■ TASK REQUIREMENTS:
Examine the material below and count the lines that hold the word "screenshot". Report only the number.
start RECORDS FOR THE TASK
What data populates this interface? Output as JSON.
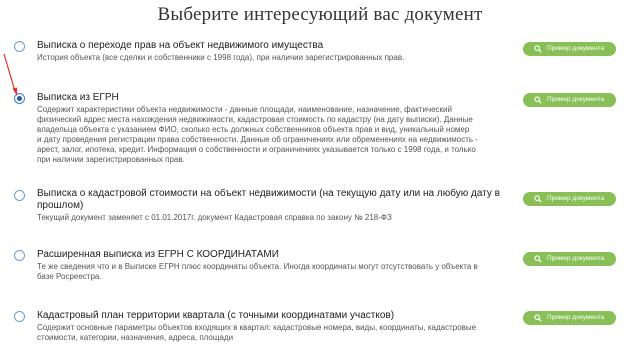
{
  "page_title": "Выберите интересующий вас документ",
  "button_label": "Пример документа",
  "colors": {
    "button": "#88c057",
    "radio": "#1e5aa8",
    "arrow": "#e0302a"
  },
  "options": [
    {
      "title": "Выписка о переходе прав на объект недвижимого имущества",
      "description": [
        "История объекта (все сделки и собственники с 1998 года), при наличии зарегистрированных прав."
      ],
      "selected": false
    },
    {
      "title": "Выписка из ЕГРН",
      "description": [
        "Содержит характеристики объекта недвижимости - данные площади, наименование, назначение, фактический",
        "физический адрес места нахождения недвижимости, кадастровая стоимость по кадастру (на дату выписки). Данные",
        "владельца объекта с указанием ФИО, сколько есть должных собственников объекта прав и вид, уникальный номер",
        "и дату проведения регистрации права собственности. Данные об ограничениях или обременениях на недвижимость -",
        "арест, залог, ипотека, кредит. Информация о собственности и ограничениях указывается только с 1998 года, и только",
        "при наличии зарегистрированных прав."
      ],
      "selected": true
    },
    {
      "title_lines": [
        "Выписка о кадастровой стоимости на объект недвижимости (на текущую дату или на любую дату в",
        "прошлом)"
      ],
      "description": [
        "Текущий документ заменяет с 01.01.2017г. документ Кадастровая справка по закону № 218-ФЗ"
      ],
      "selected": false
    },
    {
      "title": "Расширенная выписка из ЕГРН С КООРДИНАТАМИ",
      "description": [
        "Те же сведения что и в Выписке ЕГРН плюс координаты объекта. Иногда координаты могут отсутствовать у объекта в",
        "базе Росреестра."
      ],
      "selected": false
    },
    {
      "title": "Кадастровый план территории квартала (с точными координатами участков)",
      "description": [
        "Содержит основные параметры объектов входящих в квартал: кадастровые номера, виды, координаты, кадастровые",
        "стоимости, категории, назначения, адреса, площади"
      ],
      "selected": false
    }
  ]
}
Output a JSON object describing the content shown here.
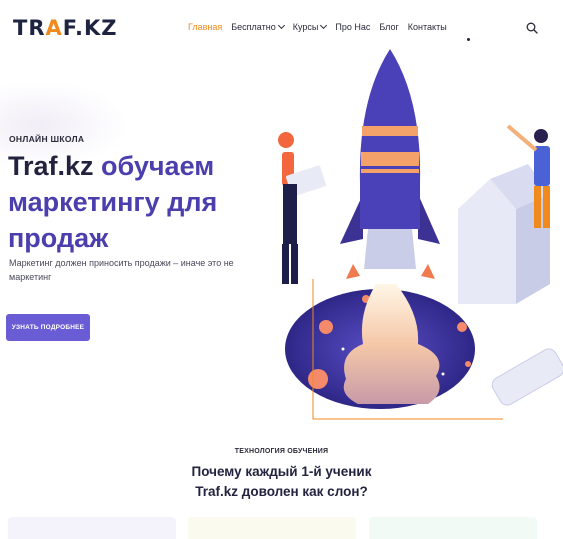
{
  "header": {
    "logo": {
      "part1": "TR",
      "accent": "A",
      "part2": "F.KZ"
    },
    "nav": [
      {
        "label": "Главная",
        "active": true,
        "dropdown": false
      },
      {
        "label": "Бесплатно",
        "active": false,
        "dropdown": true
      },
      {
        "label": "Курсы",
        "active": false,
        "dropdown": true
      },
      {
        "label": "Про Нас",
        "active": false,
        "dropdown": false
      },
      {
        "label": "Блог",
        "active": false,
        "dropdown": false
      },
      {
        "label": "Контакты",
        "active": false,
        "dropdown": false
      }
    ],
    "search_icon": "search-icon"
  },
  "hero": {
    "eyebrow": "ОНЛАЙН ШКОЛА",
    "title_dark": "Traf.kz",
    "title_rest": " обучаем маркетингу для продаж",
    "subtitle": "Маркетинг должен приносить продажи – иначе это не маркетинг",
    "cta_label": "УЗНАТЬ ПОДРОБНЕЕ"
  },
  "section": {
    "eyebrow": "ТЕХНОЛОГИЯ ОБУЧЕНИЯ",
    "title_line1": "Почему каждый 1-й ученик",
    "title_line2": "Traf.kz доволен как слон?"
  },
  "colors": {
    "accent_orange": "#f08a1c",
    "brand_purple": "#4b3fae",
    "button_purple": "#6a5cd4",
    "dark_text": "#232340"
  }
}
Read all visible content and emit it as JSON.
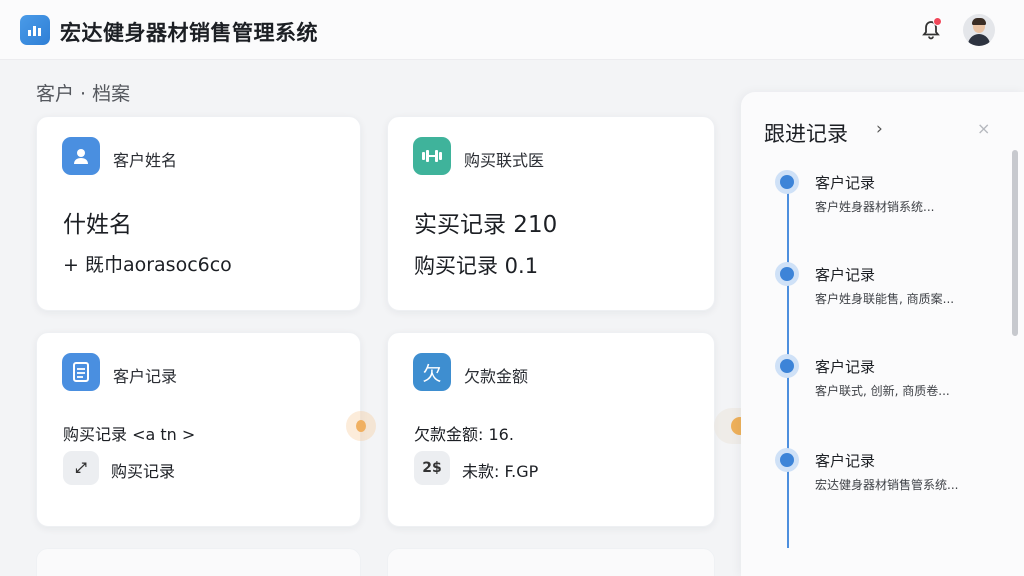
{
  "header": {
    "logo_icon": "chart-logo-icon",
    "title": "宏达健身器材销售管理系统",
    "subtitle": "",
    "notification_icon": "bell-icon",
    "avatar_icon": "user-avatar"
  },
  "breadcrumb": "客户 · 档案",
  "cards": [
    {
      "icon": "user-icon",
      "icon_color": "#4a8fe0",
      "title": "客户姓名",
      "line1": "什姓名",
      "line2": "+ 既巾aorasoc6co"
    },
    {
      "icon": "dumbbell-icon",
      "icon_color": "#3fb39b",
      "title": "购买联式医",
      "line1": "实买记录 210",
      "line2": "购买记录 0.1"
    },
    {
      "icon": "document-icon",
      "icon_color": "#4a8fe0",
      "title": "客户记录",
      "line1": "购买记录 <a tn >",
      "row_icon_text": "⤢",
      "line2": "购买记录"
    },
    {
      "icon": "debt-icon",
      "icon_color": "#3e8ed0",
      "icon_text": "欠",
      "title": "欠款金额",
      "line1": "欠款金额: 16.",
      "row_icon_text": "2$",
      "line2": "未款: F.GP"
    }
  ],
  "panel": {
    "title": "跟进记录",
    "chevron": "›",
    "close": "×",
    "items": [
      {
        "title": "客户记录",
        "desc": "客户姓身器材销系统..."
      },
      {
        "title": "客户记录",
        "desc": "客户姓身联能售, 商质案..."
      },
      {
        "title": "客户记录",
        "desc": "客户联式, 创新, 商质卷..."
      },
      {
        "title": "客户记录",
        "desc": "宏达健身器材销售管系统..."
      }
    ]
  },
  "colors": {
    "accent": "#3d84d8",
    "highlight": "#eeb05a",
    "alert": "#f0475a"
  }
}
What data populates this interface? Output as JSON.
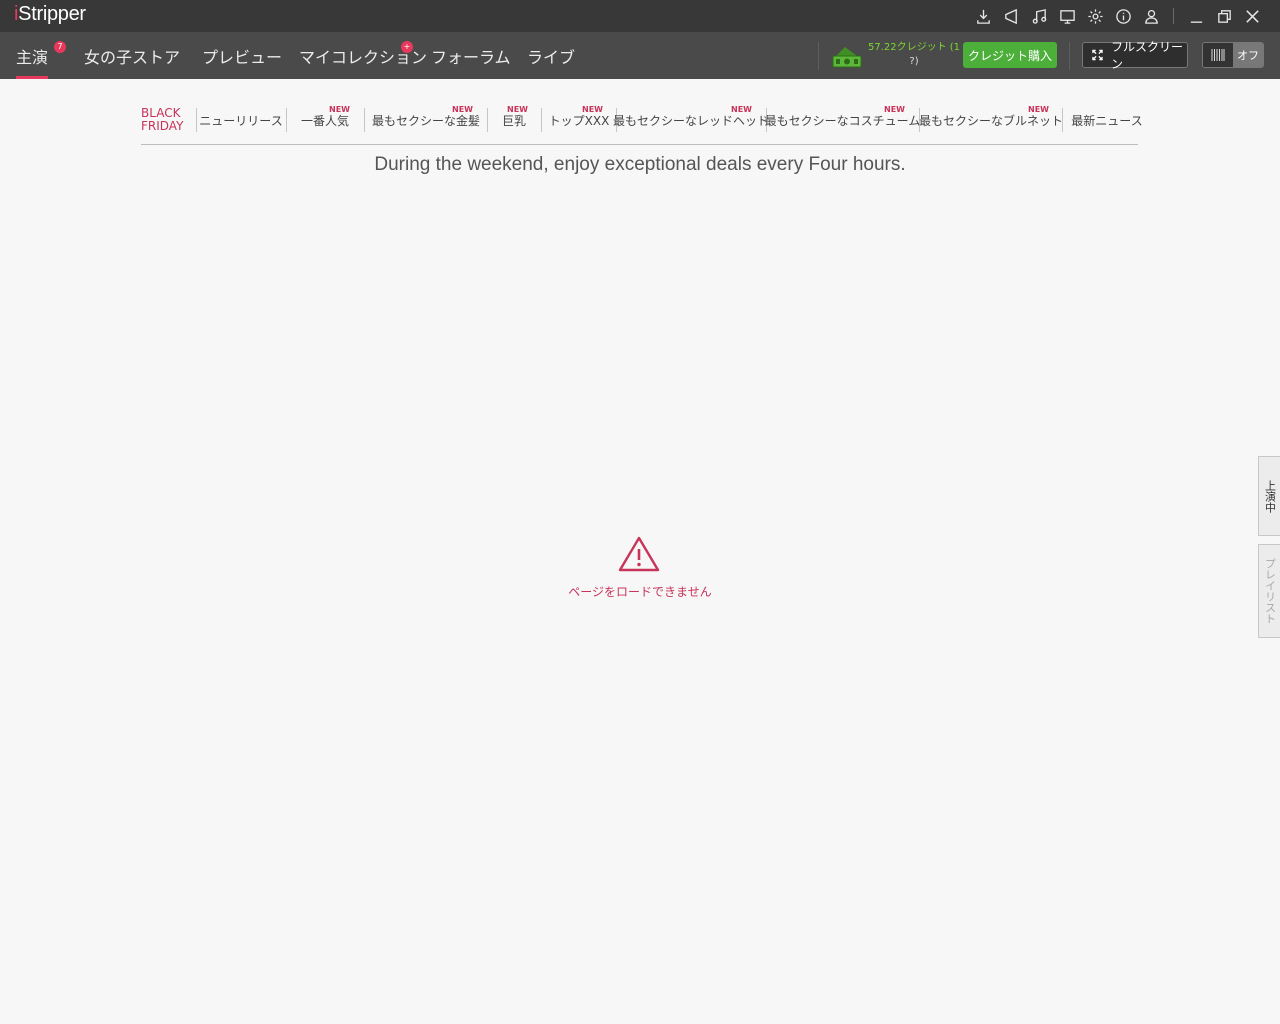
{
  "app": {
    "title_prefix": "i",
    "title_rest": "Stripper"
  },
  "titlebar": {
    "icons": [
      "download-icon",
      "announcement-icon",
      "music-icon",
      "monitor-icon",
      "settings-gear-icon",
      "info-icon",
      "user-icon"
    ],
    "window_controls": [
      "minimize-icon",
      "restore-icon",
      "close-icon"
    ]
  },
  "nav": {
    "items": [
      {
        "label": "主演",
        "badge": "7",
        "active": true
      },
      {
        "label": "女の子ストア"
      },
      {
        "label": "プレビュー"
      },
      {
        "label": "マイコレクション",
        "badge": "+"
      },
      {
        "label": "フォーラム"
      },
      {
        "label": "ライブ"
      }
    ],
    "credits": {
      "line1": "57.22クレジット (1",
      "line2": "?)"
    },
    "buy_credits": "クレジット購入",
    "fullscreen": "フルスクリーン",
    "toggle_state": "オフ"
  },
  "subtabs": [
    {
      "label": "BLACK FRIDAY",
      "line1": "BLACK",
      "line2": "FRIDAY"
    },
    {
      "label": "ニューリリース"
    },
    {
      "label": "一番人気",
      "new": "NEW"
    },
    {
      "label": "最もセクシーな金髪",
      "new": "NEW"
    },
    {
      "label": "巨乳",
      "new": "NEW"
    },
    {
      "label": "トップXXX",
      "new": "NEW"
    },
    {
      "label": "最もセクシーなレッドヘッド",
      "new": "NEW"
    },
    {
      "label": "最もセクシーなコスチューム",
      "new": "NEW"
    },
    {
      "label": "最もセクシーなブルネット",
      "new": "NEW"
    },
    {
      "label": "最新ニュース"
    }
  ],
  "headline": "During the weekend, enjoy exceptional deals every Four hours.",
  "error": {
    "message": "ページをロードできません",
    "icon": "warning-triangle-icon"
  },
  "side_tabs": [
    {
      "label": "上演中"
    },
    {
      "label": "プレイリスト"
    }
  ],
  "colors": {
    "accent": "#e8395c",
    "green": "#4caf3a",
    "titlebar": "#383838",
    "navbar": "#4a4a4a"
  }
}
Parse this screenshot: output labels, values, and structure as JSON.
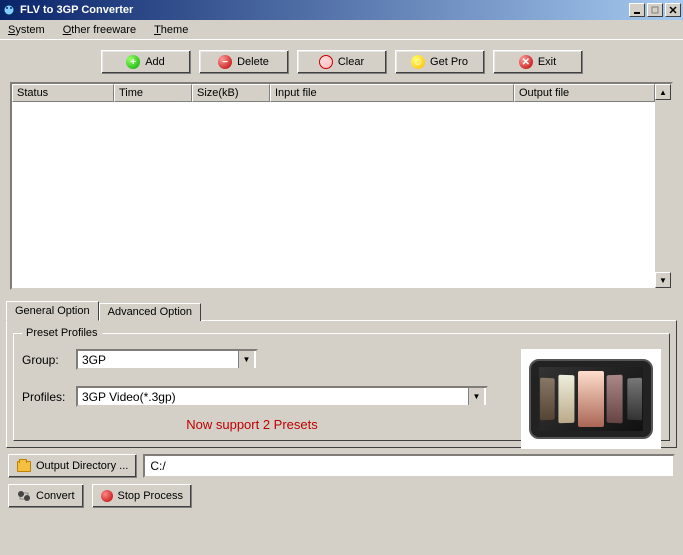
{
  "window": {
    "title": "FLV to 3GP Converter"
  },
  "menu": {
    "system": "System",
    "other": "Other freeware",
    "theme": "Theme"
  },
  "toolbar": {
    "add": "Add",
    "delete": "Delete",
    "clear": "Clear",
    "getpro": "Get Pro",
    "exit": "Exit"
  },
  "table": {
    "headers": {
      "status": "Status",
      "time": "Time",
      "size": "Size(kB)",
      "input": "Input file",
      "output": "Output file"
    },
    "rows": []
  },
  "tabs": {
    "general": "General Option",
    "advanced": "Advanced Option"
  },
  "preset": {
    "legend": "Preset Profiles",
    "group_label": "Group:",
    "group_value": "3GP",
    "profiles_label": "Profiles:",
    "profiles_value": "3GP Video(*.3gp)",
    "support_msg": "Now support 2 Presets"
  },
  "output": {
    "button": "Output Directory ...",
    "path": "C:/"
  },
  "bottom": {
    "convert": "Convert",
    "stop": "Stop Process"
  }
}
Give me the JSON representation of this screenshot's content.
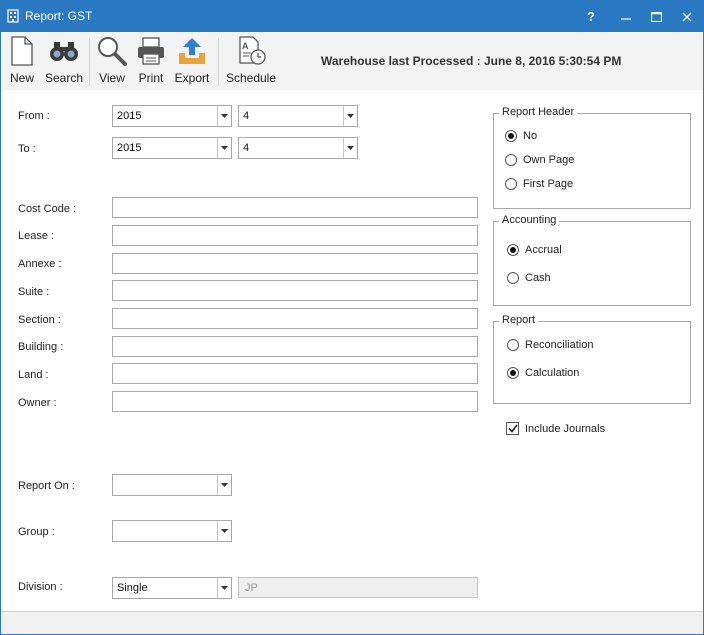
{
  "window": {
    "title": "Report: GST",
    "help_label": "?",
    "minimize_label": "—",
    "maximize_label": "☐",
    "close_label": "✕"
  },
  "toolbar": {
    "items": [
      {
        "label": "New",
        "icon": "new-document-icon"
      },
      {
        "label": "Search",
        "icon": "binoculars-icon"
      },
      {
        "label": "View",
        "icon": "magnifier-icon"
      },
      {
        "label": "Print",
        "icon": "printer-icon"
      },
      {
        "label": "Export",
        "icon": "export-tray-icon"
      },
      {
        "label": "Schedule",
        "icon": "schedule-icon"
      }
    ],
    "warehouse_text": "Warehouse last Processed : June 8, 2016 5:30:54 PM"
  },
  "period": {
    "from_label": "From :",
    "to_label": "To :",
    "from_year": "2015",
    "from_period": "4",
    "to_year": "2015",
    "to_period": "4"
  },
  "filters": [
    {
      "label": "Cost Code :",
      "value": ""
    },
    {
      "label": "Lease :",
      "value": ""
    },
    {
      "label": "Annexe :",
      "value": ""
    },
    {
      "label": "Suite :",
      "value": ""
    },
    {
      "label": "Section :",
      "value": ""
    },
    {
      "label": "Building :",
      "value": ""
    },
    {
      "label": "Land :",
      "value": ""
    },
    {
      "label": "Owner :",
      "value": ""
    }
  ],
  "report_on": {
    "label": "Report On :",
    "value": ""
  },
  "group": {
    "label": "Group :",
    "value": ""
  },
  "division": {
    "label": "Division :",
    "value": "Single",
    "code": "JP"
  },
  "report_header": {
    "legend": "Report Header",
    "options": [
      {
        "label": "No",
        "selected": true
      },
      {
        "label": "Own Page",
        "selected": false
      },
      {
        "label": "First Page",
        "selected": false
      }
    ]
  },
  "accounting": {
    "legend": "Accounting",
    "options": [
      {
        "label": "Accrual",
        "selected": true
      },
      {
        "label": "Cash",
        "selected": false
      }
    ]
  },
  "report": {
    "legend": "Report",
    "options": [
      {
        "label": "Reconciliation",
        "selected": false
      },
      {
        "label": "Calculation",
        "selected": true
      }
    ]
  },
  "include_journals": {
    "label": "Include Journals",
    "checked": true
  },
  "colors": {
    "titlebar": "#2b79c2",
    "toolbar": "#f3f3f3",
    "export_arrow": "#2f7fd0",
    "export_tray": "#e7a53a"
  }
}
end RECORDS FOR THE TASK
■ RESULT:
2